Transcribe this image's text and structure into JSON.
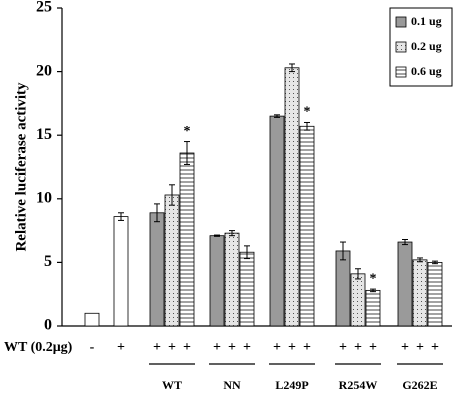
{
  "chart_data": {
    "type": "bar",
    "ylabel": "Relative luciferase activity",
    "ylim": [
      0,
      25
    ],
    "yticks": [
      0,
      5,
      10,
      15,
      20,
      25
    ],
    "categories": [
      "WT",
      "NN",
      "L249P",
      "R254W",
      "G262E"
    ],
    "series": [
      {
        "name": "0.1 ug",
        "color": "#9a9a9a",
        "pattern": "solid",
        "values": [
          8.9,
          7.1,
          16.5,
          5.9,
          6.6
        ],
        "errors": [
          0.7,
          0.05,
          0.1,
          0.7,
          0.2
        ],
        "annotations": [
          null,
          null,
          null,
          null,
          null
        ]
      },
      {
        "name": "0.2 ug",
        "color": "#e6e6e6",
        "pattern": "dots",
        "values": [
          10.3,
          7.3,
          20.3,
          4.1,
          5.2
        ],
        "errors": [
          0.8,
          0.2,
          0.3,
          0.4,
          0.15
        ],
        "annotations": [
          null,
          null,
          null,
          null,
          null
        ]
      },
      {
        "name": "0.6 ug",
        "color": "#ffffff",
        "pattern": "hlines",
        "values": [
          13.6,
          5.8,
          15.7,
          2.8,
          5.0
        ],
        "errors": [
          0.9,
          0.5,
          0.3,
          0.1,
          0.1
        ],
        "annotations": [
          "*",
          null,
          "*",
          "*",
          null
        ]
      }
    ],
    "controls": {
      "color": "#ffffff",
      "values": [
        1,
        8.6
      ],
      "errors": [
        null,
        0.3
      ],
      "signs": [
        "-",
        "+"
      ]
    },
    "treatment_label": "WT (0.2μg)",
    "group_signs": [
      [
        "+",
        "+",
        "+"
      ],
      [
        "+",
        "+",
        "+"
      ],
      [
        "+",
        "+",
        "+"
      ],
      [
        "+",
        "+",
        "+"
      ],
      [
        "+",
        "+",
        "+"
      ]
    ],
    "legend": "top-right"
  }
}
=====
SET PROBLEM:
Pictures are excluded; copy all other data exactly as shown.

SOLUTION TO THIS TASK:
Transcribe this image's text and structure into JSON.
{
  "chart_data": {
    "type": "bar",
    "ylabel": "Relative luciferase activity",
    "ylim": [
      0,
      25
    ],
    "yticks": [
      0,
      5,
      10,
      15,
      20,
      25
    ],
    "categories": [
      "WT",
      "NN",
      "L249P",
      "R254W",
      "G262E"
    ],
    "series": [
      {
        "name": "0.1 ug",
        "color": "#9a9a9a",
        "pattern": "solid",
        "values": [
          8.9,
          7.1,
          16.5,
          5.9,
          6.6
        ],
        "errors": [
          0.7,
          0.05,
          0.1,
          0.7,
          0.2
        ],
        "annotations": [
          null,
          null,
          null,
          null,
          null
        ]
      },
      {
        "name": "0.2 ug",
        "color": "#e6e6e6",
        "pattern": "dots",
        "values": [
          10.3,
          7.3,
          20.3,
          4.1,
          5.2
        ],
        "errors": [
          0.8,
          0.2,
          0.3,
          0.4,
          0.15
        ],
        "annotations": [
          null,
          null,
          null,
          null,
          null
        ]
      },
      {
        "name": "0.6 ug",
        "color": "#ffffff",
        "pattern": "hlines",
        "values": [
          13.6,
          5.8,
          15.7,
          2.8,
          5.0
        ],
        "errors": [
          0.9,
          0.5,
          0.3,
          0.1,
          0.1
        ],
        "annotations": [
          "*",
          null,
          "*",
          "*",
          null
        ]
      }
    ],
    "controls": {
      "color": "#ffffff",
      "values": [
        1,
        8.6
      ],
      "errors": [
        null,
        0.3
      ],
      "signs": [
        "-",
        "+"
      ]
    },
    "treatment_label": "WT (0.2μg)",
    "group_signs": [
      [
        "+",
        "+",
        "+"
      ],
      [
        "+",
        "+",
        "+"
      ],
      [
        "+",
        "+",
        "+"
      ],
      [
        "+",
        "+",
        "+"
      ],
      [
        "+",
        "+",
        "+"
      ]
    ],
    "legend": "top-right"
  }
}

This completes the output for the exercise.